**EXERCISE OBJECTIVE:**
Restate word for word the lines from the one containing "Read all visible content and emit it as JSON." through the end of the listing below, with both ends included.

____________________

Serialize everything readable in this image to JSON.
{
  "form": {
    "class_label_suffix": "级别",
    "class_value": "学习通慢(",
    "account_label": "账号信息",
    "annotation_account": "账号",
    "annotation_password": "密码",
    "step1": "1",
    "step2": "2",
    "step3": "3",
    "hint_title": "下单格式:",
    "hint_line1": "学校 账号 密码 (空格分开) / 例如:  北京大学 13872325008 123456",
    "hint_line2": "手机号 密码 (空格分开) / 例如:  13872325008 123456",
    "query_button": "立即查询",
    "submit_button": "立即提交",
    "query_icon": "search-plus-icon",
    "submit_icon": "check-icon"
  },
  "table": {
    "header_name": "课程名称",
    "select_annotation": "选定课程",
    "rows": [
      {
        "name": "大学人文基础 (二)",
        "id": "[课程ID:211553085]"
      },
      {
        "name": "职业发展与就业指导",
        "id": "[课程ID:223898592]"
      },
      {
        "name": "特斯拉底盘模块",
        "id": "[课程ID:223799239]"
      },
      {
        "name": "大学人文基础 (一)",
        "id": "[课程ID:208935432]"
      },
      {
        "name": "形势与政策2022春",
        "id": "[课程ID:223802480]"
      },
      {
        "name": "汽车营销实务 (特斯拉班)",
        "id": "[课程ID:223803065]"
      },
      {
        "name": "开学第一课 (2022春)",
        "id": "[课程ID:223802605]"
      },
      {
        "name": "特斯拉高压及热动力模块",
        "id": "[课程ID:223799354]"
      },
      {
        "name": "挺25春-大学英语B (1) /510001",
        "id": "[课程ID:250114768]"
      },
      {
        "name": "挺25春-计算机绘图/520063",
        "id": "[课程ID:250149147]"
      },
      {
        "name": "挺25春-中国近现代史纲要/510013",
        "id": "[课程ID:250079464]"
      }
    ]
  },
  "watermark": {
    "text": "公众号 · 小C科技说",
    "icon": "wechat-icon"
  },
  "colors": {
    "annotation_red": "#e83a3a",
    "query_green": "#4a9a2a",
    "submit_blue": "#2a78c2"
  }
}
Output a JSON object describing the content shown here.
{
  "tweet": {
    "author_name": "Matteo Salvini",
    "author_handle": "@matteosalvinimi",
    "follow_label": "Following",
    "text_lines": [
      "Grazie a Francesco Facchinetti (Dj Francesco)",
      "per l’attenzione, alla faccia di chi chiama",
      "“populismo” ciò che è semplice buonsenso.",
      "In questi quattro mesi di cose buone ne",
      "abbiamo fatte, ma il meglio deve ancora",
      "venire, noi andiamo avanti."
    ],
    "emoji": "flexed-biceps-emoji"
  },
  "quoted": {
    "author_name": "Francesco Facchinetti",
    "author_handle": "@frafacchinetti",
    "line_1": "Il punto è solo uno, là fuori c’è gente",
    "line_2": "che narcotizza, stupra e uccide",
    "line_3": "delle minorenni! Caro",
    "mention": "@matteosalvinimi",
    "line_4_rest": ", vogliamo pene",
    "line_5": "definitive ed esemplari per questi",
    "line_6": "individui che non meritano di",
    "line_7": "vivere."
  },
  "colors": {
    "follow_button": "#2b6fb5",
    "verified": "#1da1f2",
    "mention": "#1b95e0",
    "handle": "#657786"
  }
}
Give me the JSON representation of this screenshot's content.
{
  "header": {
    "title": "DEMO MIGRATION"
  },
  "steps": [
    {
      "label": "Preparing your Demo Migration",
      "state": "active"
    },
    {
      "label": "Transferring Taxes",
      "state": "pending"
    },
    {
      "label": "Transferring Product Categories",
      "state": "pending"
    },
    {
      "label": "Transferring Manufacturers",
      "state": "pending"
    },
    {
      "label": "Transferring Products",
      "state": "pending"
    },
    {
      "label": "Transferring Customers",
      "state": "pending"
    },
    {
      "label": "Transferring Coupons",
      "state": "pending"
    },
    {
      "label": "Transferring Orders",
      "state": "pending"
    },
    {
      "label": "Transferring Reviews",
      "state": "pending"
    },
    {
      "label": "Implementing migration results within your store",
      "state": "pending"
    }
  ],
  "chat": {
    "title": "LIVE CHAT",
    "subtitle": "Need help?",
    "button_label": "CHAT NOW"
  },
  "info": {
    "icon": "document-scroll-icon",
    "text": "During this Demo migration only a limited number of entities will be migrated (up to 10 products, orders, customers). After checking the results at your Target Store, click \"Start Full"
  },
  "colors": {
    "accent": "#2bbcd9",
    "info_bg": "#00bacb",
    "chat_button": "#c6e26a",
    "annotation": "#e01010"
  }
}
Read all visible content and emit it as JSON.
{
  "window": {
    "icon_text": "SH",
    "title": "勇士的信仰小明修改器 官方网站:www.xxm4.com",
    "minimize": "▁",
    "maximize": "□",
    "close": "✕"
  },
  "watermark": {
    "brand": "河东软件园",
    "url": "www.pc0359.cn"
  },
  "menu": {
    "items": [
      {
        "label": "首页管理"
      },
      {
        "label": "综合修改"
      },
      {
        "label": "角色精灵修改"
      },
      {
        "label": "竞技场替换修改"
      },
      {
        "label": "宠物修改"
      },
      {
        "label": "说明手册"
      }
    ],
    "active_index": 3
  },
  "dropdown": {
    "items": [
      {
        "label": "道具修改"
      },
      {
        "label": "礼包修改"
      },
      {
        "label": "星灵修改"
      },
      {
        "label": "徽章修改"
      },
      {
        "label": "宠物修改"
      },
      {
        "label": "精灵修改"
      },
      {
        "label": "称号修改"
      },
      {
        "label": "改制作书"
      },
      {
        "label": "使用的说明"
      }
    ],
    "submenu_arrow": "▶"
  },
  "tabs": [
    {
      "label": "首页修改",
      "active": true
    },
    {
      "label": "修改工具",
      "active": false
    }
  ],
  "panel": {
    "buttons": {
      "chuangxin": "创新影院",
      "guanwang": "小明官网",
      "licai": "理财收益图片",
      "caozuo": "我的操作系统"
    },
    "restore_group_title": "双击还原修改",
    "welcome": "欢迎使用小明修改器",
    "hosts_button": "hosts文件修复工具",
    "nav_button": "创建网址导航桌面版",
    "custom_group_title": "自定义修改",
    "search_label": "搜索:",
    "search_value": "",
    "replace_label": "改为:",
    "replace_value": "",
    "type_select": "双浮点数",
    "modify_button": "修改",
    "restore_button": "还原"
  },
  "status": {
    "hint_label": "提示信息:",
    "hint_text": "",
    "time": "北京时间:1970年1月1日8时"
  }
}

____________________

**RESULT:**
Read all visible content and emit it as JSON.
{
  "window": {
    "icon_text": "SH",
    "title": "勇士的信仰小明修改器 官方网站:www.xxm4.com",
    "minimize": "▁",
    "maximize": "□",
    "close": "✕"
  },
  "watermark": {
    "brand": "河东软件园",
    "url": "www.pc0359.cn"
  },
  "menu": {
    "items": [
      {
        "label": "首页管理"
      },
      {
        "label": "综合修改"
      },
      {
        "label": "角色精灵修改"
      },
      {
        "label": "竞技场替换修改"
      },
      {
        "label": "宠物修改"
      },
      {
        "label": "说明手册"
      }
    ],
    "active_index": 3
  },
  "dropdown": {
    "items": [
      {
        "label": "道具修改"
      },
      {
        "label": "礼包修改"
      },
      {
        "label": "星灵修改"
      },
      {
        "label": "徽章修改"
      },
      {
        "label": "宠物修改"
      },
      {
        "label": "精灵修改"
      },
      {
        "label": "称号修改"
      },
      {
        "label": "改制作书"
      },
      {
        "label": "使用的说明"
      }
    ],
    "submenu_arrow": "▶"
  },
  "tabs": [
    {
      "label": "首页修改",
      "active": true
    },
    {
      "label": "修改工具",
      "active": false
    }
  ],
  "panel": {
    "buttons": {
      "chuangxin": "创新影院",
      "guanwang": "小明官网",
      "licai": "理财收益图片",
      "caozuo": "我的操作系统"
    },
    "restore_group_title": "双击还原修改",
    "welcome": "欢迎使用小明修改器",
    "hosts_button": "hosts文件修复工具",
    "nav_button": "创建网址导航桌面版",
    "custom_group_title": "自定义修改",
    "search_label": "搜索:",
    "search_value": "",
    "replace_label": "改为:",
    "replace_value": "",
    "type_select": "双浮点数",
    "modify_button": "修改",
    "restore_button": "还原"
  },
  "status": {
    "hint_label": "提示信息:",
    "hint_text": "",
    "time": "北京时间:1970年1月1日8时"
  }
}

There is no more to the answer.